[Stored data]
--------------------------------------------------
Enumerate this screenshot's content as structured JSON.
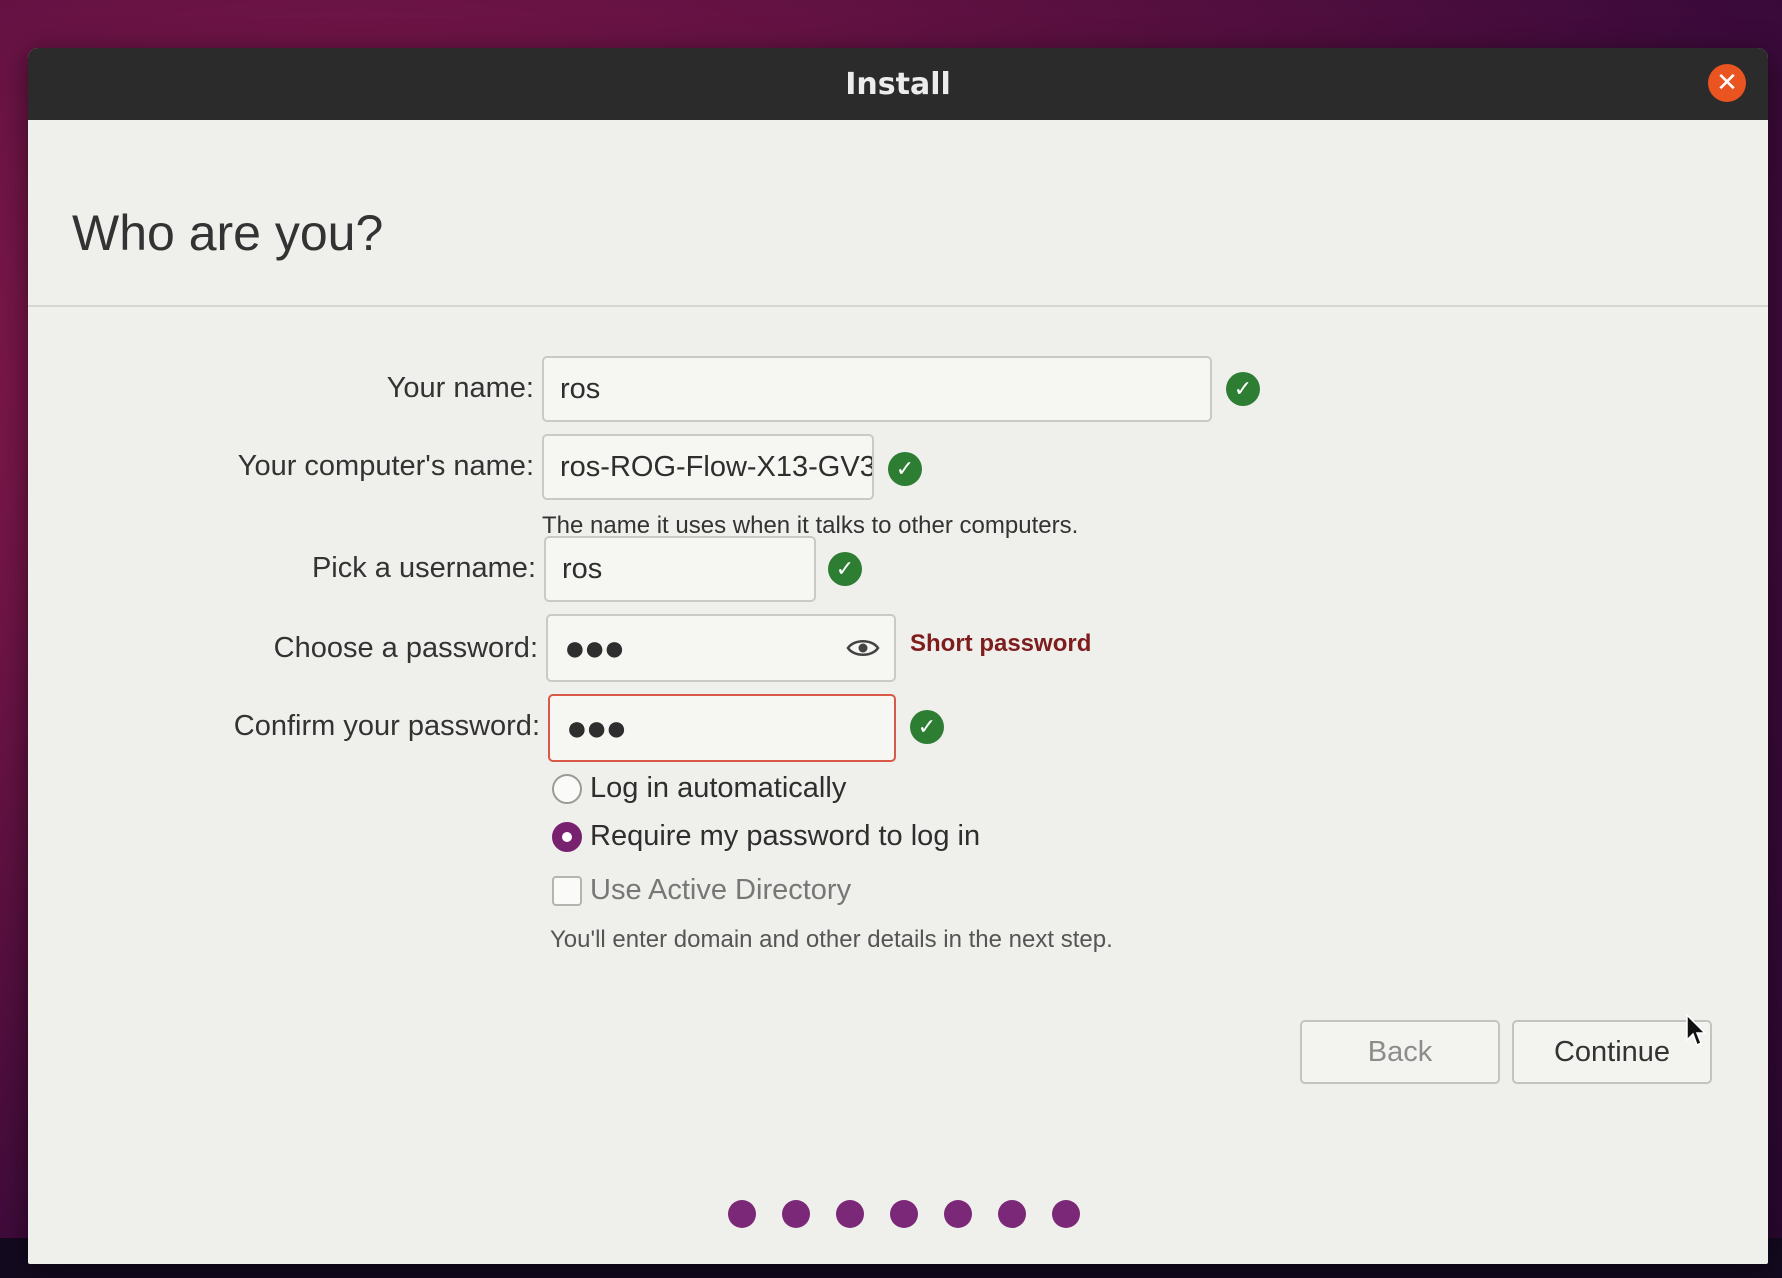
{
  "window": {
    "title": "Install",
    "close_label": "✕"
  },
  "page": {
    "title": "Who are you?"
  },
  "form": {
    "your_name": {
      "label": "Your name:",
      "value": "ros"
    },
    "computer_name": {
      "label": "Your computer's name:",
      "value": "ros-ROG-Flow-X13-GV3",
      "hint": "The name it uses when it talks to other computers."
    },
    "username": {
      "label": "Pick a username:",
      "value": "ros"
    },
    "password": {
      "label": "Choose a password:",
      "value": "●●●",
      "warning": "Short password"
    },
    "confirm_password": {
      "label": "Confirm your password:",
      "value": "●●●"
    },
    "check_mark": "✓"
  },
  "login_options": {
    "auto_login": {
      "label": "Log in automatically",
      "selected": false
    },
    "require_password": {
      "label": "Require my password to log in",
      "selected": true
    }
  },
  "active_directory": {
    "label": "Use Active Directory",
    "checked": false,
    "hint": "You'll enter domain and other details in the next step."
  },
  "buttons": {
    "back": "Back",
    "continue": "Continue"
  },
  "progress": {
    "total_steps": 7
  },
  "colors": {
    "accent": "#77216f",
    "success": "#2d7d32",
    "warning_text": "#7d1d1d",
    "close": "#e95420",
    "titlebar": "#2b2b2b"
  }
}
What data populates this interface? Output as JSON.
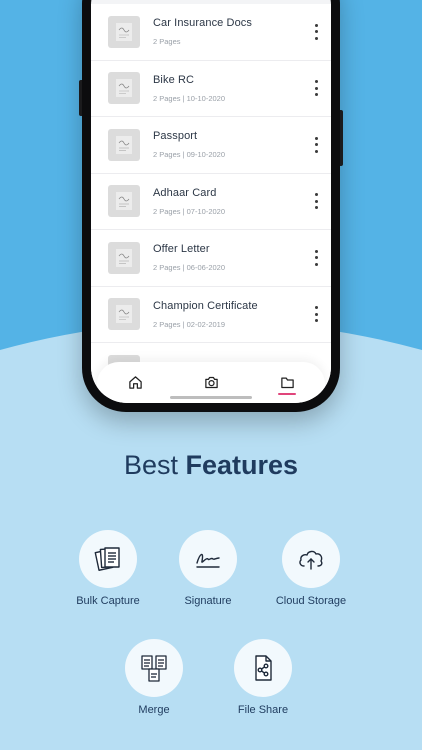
{
  "documents": [
    {
      "title": "Car Insurance Docs",
      "meta": "2 Pages"
    },
    {
      "title": "Bike RC",
      "meta": "2 Pages | 10-10-2020"
    },
    {
      "title": "Passport",
      "meta": "2 Pages | 09-10-2020"
    },
    {
      "title": "Adhaar Card",
      "meta": "2 Pages | 07-10-2020"
    },
    {
      "title": "Offer Letter",
      "meta": "2 Pages | 06-06-2020"
    },
    {
      "title": "Champion Certificate",
      "meta": "2 Pages | 02-02-2019"
    }
  ],
  "nav": {
    "items": [
      "home-icon",
      "camera-icon",
      "folder-icon"
    ],
    "active": "folder-icon",
    "accent": "#e0457b"
  },
  "headline": {
    "light": "Best",
    "bold": "Features"
  },
  "features": [
    {
      "label": "Bulk Capture",
      "icon": "bulk-capture-icon"
    },
    {
      "label": "Signature",
      "icon": "signature-icon"
    },
    {
      "label": "Cloud Storage",
      "icon": "cloud-upload-icon"
    },
    {
      "label": "Merge",
      "icon": "merge-icon"
    },
    {
      "label": "File Share",
      "icon": "file-share-icon"
    }
  ],
  "colors": {
    "background_top": "#54b3e6",
    "background_bottom": "#b7def3",
    "heading": "#1f3b5e"
  }
}
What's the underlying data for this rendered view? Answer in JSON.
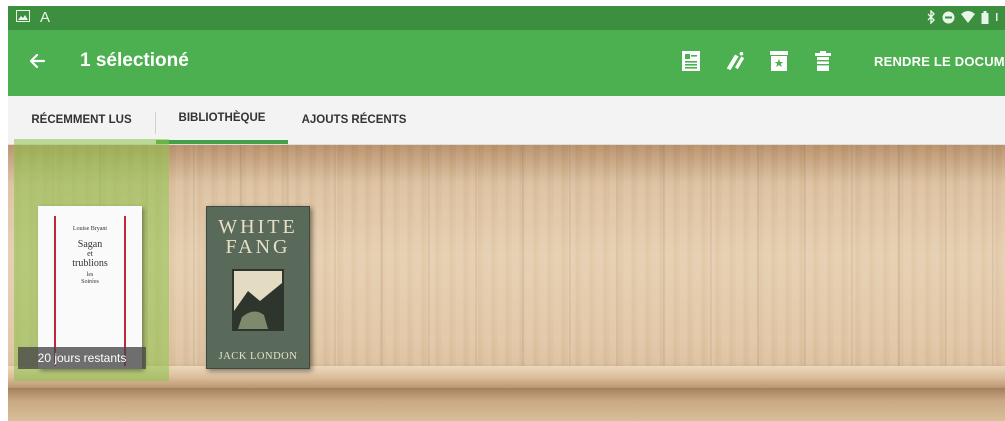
{
  "status": {
    "app_letter": "A"
  },
  "appbar": {
    "title": "1 sélectioné",
    "return_label": "RENDRE LE DOCUME"
  },
  "tabs": [
    {
      "label": "RÉCEMMENT LUS"
    },
    {
      "label": "BIBLIOTHÈQUE"
    },
    {
      "label": "AJOUTS RÉCENTS"
    }
  ],
  "books": [
    {
      "cover_lines": [
        "Louise Bryant",
        "Sagan",
        "et",
        "trublions",
        "les",
        "Soirées"
      ],
      "badge": "20 jours restants"
    },
    {
      "title_line1": "WHITE",
      "title_line2": "FANG",
      "author": "JACK LONDON"
    }
  ],
  "colors": {
    "statusbar": "#3b8f3e",
    "appbar": "#4caf50",
    "tab_indicator": "#43a047",
    "selection": "#8bc34a"
  }
}
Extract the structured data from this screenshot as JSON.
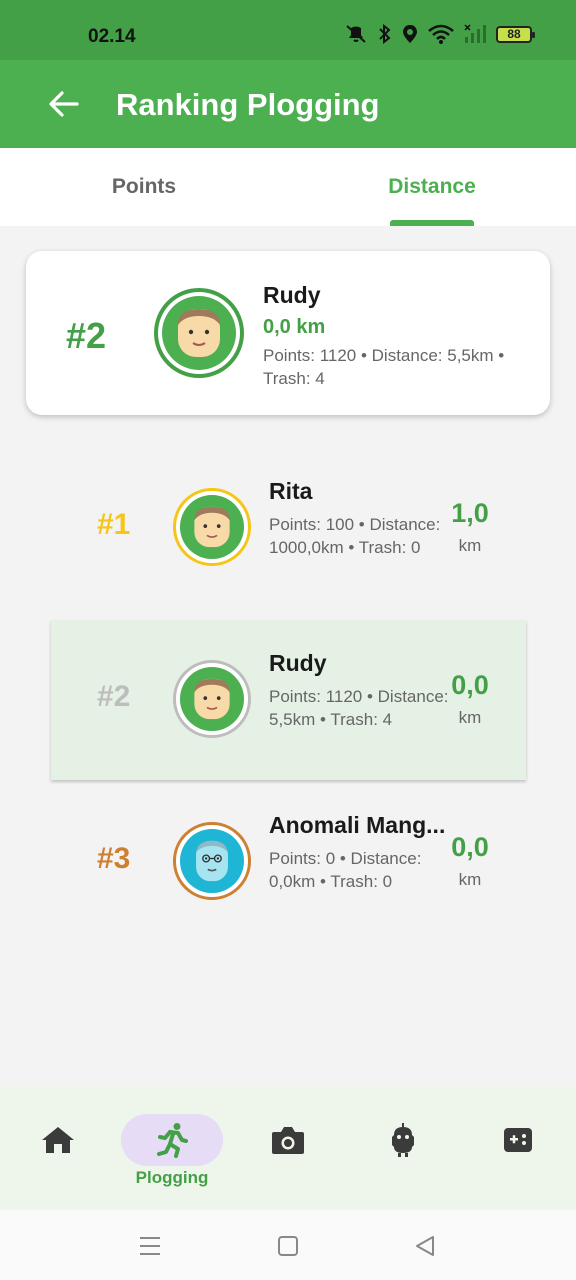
{
  "status_bar": {
    "time": "02.14",
    "battery": "88",
    "icons": [
      "mute-icon",
      "bluetooth-icon",
      "location-icon",
      "wifi-icon",
      "signal-icon",
      "battery-icon"
    ]
  },
  "app_bar": {
    "title": "Ranking Plogging",
    "back_icon": "arrow-back-icon"
  },
  "tabs": [
    {
      "label": "Points",
      "active": false
    },
    {
      "label": "Distance",
      "active": true
    }
  ],
  "my_rank_card": {
    "rank": "#2",
    "name": "Rudy",
    "distance": "0,0 km",
    "details": "Points: 1120 • Distance: 5,5km • Trash: 4"
  },
  "leaderboard": [
    {
      "rank": "#1",
      "name": "Rita",
      "details": "Points: 100 • Distance: 1000,0km • Trash: 0",
      "value": "1,0",
      "unit": "km",
      "rank_color": "#f5c518",
      "ring_color": "#f5c518",
      "avatar_color": "#4caf50",
      "highlight": false
    },
    {
      "rank": "#2",
      "name": "Rudy",
      "details": "Points: 1120 • Distance: 5,5km • Trash: 4",
      "value": "0,0",
      "unit": "km",
      "rank_color": "#bdbdbd",
      "ring_color": "#bdbdbd",
      "avatar_color": "#4caf50",
      "highlight": true
    },
    {
      "rank": "#3",
      "name": "Anomali Mang...",
      "details": "Points: 0 • Distance: 0,0km • Trash: 0",
      "value": "0,0",
      "unit": "km",
      "rank_color": "#cd7f32",
      "ring_color": "#cd7f32",
      "avatar_color": "#1fb6d6",
      "highlight": false
    }
  ],
  "bottom_nav": [
    {
      "icon": "home-icon",
      "label": "",
      "active": false
    },
    {
      "icon": "running-icon",
      "label": "Plogging",
      "active": true
    },
    {
      "icon": "camera-icon",
      "label": "",
      "active": false
    },
    {
      "icon": "robot-icon",
      "label": "",
      "active": false
    },
    {
      "icon": "gamepad-icon",
      "label": "",
      "active": false
    }
  ],
  "colors": {
    "primary": "#4caf50",
    "status_bar": "#43a047",
    "gold": "#f5c518",
    "silver": "#bdbdbd",
    "bronze": "#cd7f32",
    "highlight_row": "#e6f1e5",
    "active_nav_pill": "#e6dcf5"
  }
}
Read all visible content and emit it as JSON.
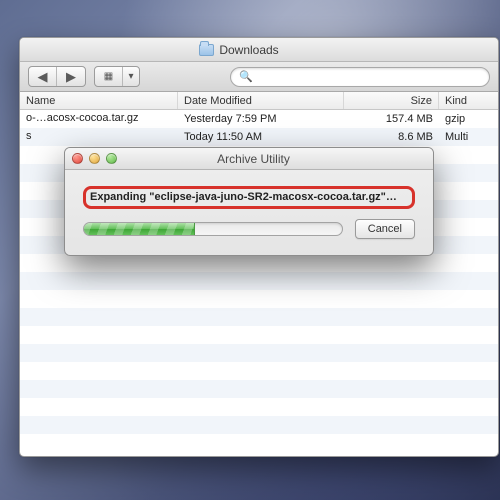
--------------------------------------------------
Using the records above, say how many lines include the string "structured". Only the number is wanted.

2